* [Written problem]:
Reproduce the following lines verbatim, keeping every character unchanged.

Spatial layout entries:
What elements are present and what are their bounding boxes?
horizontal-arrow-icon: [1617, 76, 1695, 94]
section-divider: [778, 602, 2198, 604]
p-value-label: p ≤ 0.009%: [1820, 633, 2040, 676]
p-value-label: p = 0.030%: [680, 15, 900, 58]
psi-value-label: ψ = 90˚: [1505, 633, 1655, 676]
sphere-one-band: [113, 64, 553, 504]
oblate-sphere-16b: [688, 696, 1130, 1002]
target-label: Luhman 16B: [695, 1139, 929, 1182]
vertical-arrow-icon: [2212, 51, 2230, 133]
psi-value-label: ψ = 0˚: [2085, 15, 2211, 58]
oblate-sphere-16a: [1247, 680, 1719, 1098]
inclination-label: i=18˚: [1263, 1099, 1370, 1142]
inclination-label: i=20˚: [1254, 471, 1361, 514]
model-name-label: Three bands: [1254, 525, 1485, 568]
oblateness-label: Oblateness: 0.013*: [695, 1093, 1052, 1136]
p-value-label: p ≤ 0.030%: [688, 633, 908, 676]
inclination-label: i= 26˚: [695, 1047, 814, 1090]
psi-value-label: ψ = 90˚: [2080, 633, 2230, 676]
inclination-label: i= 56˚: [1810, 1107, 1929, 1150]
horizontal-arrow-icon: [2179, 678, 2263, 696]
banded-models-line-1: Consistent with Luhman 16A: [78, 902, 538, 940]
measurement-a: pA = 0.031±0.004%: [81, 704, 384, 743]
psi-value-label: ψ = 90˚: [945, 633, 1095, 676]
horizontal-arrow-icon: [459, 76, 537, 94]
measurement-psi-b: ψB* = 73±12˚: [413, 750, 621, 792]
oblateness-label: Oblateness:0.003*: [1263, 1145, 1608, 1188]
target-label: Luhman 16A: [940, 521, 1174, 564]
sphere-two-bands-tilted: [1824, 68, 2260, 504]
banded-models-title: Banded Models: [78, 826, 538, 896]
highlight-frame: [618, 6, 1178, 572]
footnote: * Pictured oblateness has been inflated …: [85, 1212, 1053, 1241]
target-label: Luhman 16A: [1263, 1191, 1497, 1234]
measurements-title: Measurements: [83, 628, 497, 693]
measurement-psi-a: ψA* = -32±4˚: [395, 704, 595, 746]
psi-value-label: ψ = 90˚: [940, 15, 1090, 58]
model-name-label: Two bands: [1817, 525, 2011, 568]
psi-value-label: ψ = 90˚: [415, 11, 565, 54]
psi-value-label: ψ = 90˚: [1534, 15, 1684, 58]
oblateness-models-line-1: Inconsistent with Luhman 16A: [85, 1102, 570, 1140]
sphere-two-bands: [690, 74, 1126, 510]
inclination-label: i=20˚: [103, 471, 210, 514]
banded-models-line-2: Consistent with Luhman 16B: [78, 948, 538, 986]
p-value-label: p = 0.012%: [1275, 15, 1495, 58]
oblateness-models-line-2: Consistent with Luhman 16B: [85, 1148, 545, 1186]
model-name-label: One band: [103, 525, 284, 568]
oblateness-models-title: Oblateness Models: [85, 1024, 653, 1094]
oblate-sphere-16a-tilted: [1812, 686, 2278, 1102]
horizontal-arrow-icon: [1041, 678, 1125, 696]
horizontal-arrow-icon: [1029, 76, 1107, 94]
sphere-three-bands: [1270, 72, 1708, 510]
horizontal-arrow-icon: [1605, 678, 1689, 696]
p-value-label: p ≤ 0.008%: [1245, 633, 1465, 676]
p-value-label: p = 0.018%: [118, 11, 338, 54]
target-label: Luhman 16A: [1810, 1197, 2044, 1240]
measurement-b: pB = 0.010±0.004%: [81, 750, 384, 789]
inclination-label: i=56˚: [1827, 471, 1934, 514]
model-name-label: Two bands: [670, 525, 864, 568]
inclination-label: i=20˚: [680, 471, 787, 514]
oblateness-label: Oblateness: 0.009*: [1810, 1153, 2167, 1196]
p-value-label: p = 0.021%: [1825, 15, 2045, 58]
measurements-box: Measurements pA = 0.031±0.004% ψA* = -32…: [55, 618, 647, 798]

* [Task result]:
What elements are present and what are their bounding boxes?
horizontal-arrow-icon: [1617, 76, 1695, 94]
section-divider: [778, 602, 2198, 604]
p-value-label: p ≤ 0.009%: [1820, 633, 2040, 676]
p-value-label: p = 0.030%: [680, 15, 900, 58]
psi-value-label: ψ = 90˚: [1505, 633, 1655, 676]
sphere-one-band: [113, 64, 553, 504]
oblate-sphere-16b: [688, 696, 1130, 1002]
target-label: Luhman 16B: [695, 1139, 929, 1182]
vertical-arrow-icon: [2212, 51, 2230, 133]
psi-value-label: ψ = 0˚: [2085, 15, 2211, 58]
oblate-sphere-16a: [1247, 680, 1719, 1098]
inclination-label: i=18˚: [1263, 1099, 1370, 1142]
inclination-label: i=20˚: [1254, 471, 1361, 514]
model-name-label: Three bands: [1254, 525, 1485, 568]
oblateness-label: Oblateness: 0.013*: [695, 1093, 1052, 1136]
p-value-label: p ≤ 0.030%: [688, 633, 908, 676]
inclination-label: i= 26˚: [695, 1047, 814, 1090]
psi-value-label: ψ = 90˚: [2080, 633, 2230, 676]
inclination-label: i= 56˚: [1810, 1107, 1929, 1150]
horizontal-arrow-icon: [2179, 678, 2263, 696]
banded-models-line-1: Consistent with Luhman 16A: [78, 902, 538, 940]
measurement-a: pA = 0.031±0.004%: [81, 704, 384, 743]
psi-value-label: ψ = 90˚: [945, 633, 1095, 676]
horizontal-arrow-icon: [459, 76, 537, 94]
measurement-psi-b: ψB* = 73±12˚: [413, 750, 621, 792]
oblateness-label: Oblateness:0.003*: [1263, 1145, 1608, 1188]
target-label: Luhman 16A: [940, 521, 1174, 564]
sphere-two-bands-tilted: [1824, 68, 2260, 504]
banded-models-title: Banded Models: [78, 826, 538, 896]
highlight-frame: [618, 6, 1178, 572]
footnote: * Pictured oblateness has been inflated …: [85, 1212, 1053, 1241]
target-label: Luhman 16A: [1263, 1191, 1497, 1234]
measurements-title: Measurements: [83, 628, 497, 693]
measurement-psi-a: ψA* = -32±4˚: [395, 704, 595, 746]
psi-value-label: ψ = 90˚: [940, 15, 1090, 58]
model-name-label: Two bands: [1817, 525, 2011, 568]
psi-value-label: ψ = 90˚: [415, 11, 565, 54]
psi-value-label: ψ = 90˚: [1534, 15, 1684, 58]
oblateness-models-line-1: Inconsistent with Luhman 16A: [85, 1102, 570, 1140]
sphere-two-bands: [690, 74, 1126, 510]
inclination-label: i=20˚: [103, 471, 210, 514]
banded-models-line-2: Consistent with Luhman 16B: [78, 948, 538, 986]
p-value-label: p = 0.012%: [1275, 15, 1495, 58]
oblateness-models-line-2: Consistent with Luhman 16B: [85, 1148, 545, 1186]
model-name-label: One band: [103, 525, 284, 568]
oblateness-models-title: Oblateness Models: [85, 1024, 653, 1094]
oblate-sphere-16a-tilted: [1812, 686, 2278, 1102]
horizontal-arrow-icon: [1041, 678, 1125, 696]
horizontal-arrow-icon: [1029, 76, 1107, 94]
sphere-three-bands: [1270, 72, 1708, 510]
horizontal-arrow-icon: [1605, 678, 1689, 696]
p-value-label: p ≤ 0.008%: [1245, 633, 1465, 676]
p-value-label: p = 0.018%: [118, 11, 338, 54]
target-label: Luhman 16A: [1810, 1197, 2044, 1240]
measurement-b: pB = 0.010±0.004%: [81, 750, 384, 789]
inclination-label: i=56˚: [1827, 471, 1934, 514]
model-name-label: Two bands: [670, 525, 864, 568]
inclination-label: i=20˚: [680, 471, 787, 514]
oblateness-label: Oblateness: 0.009*: [1810, 1153, 2167, 1196]
p-value-label: p = 0.021%: [1825, 15, 2045, 58]
measurements-box: Measurements pA = 0.031±0.004% ψA* = -32…: [55, 618, 647, 798]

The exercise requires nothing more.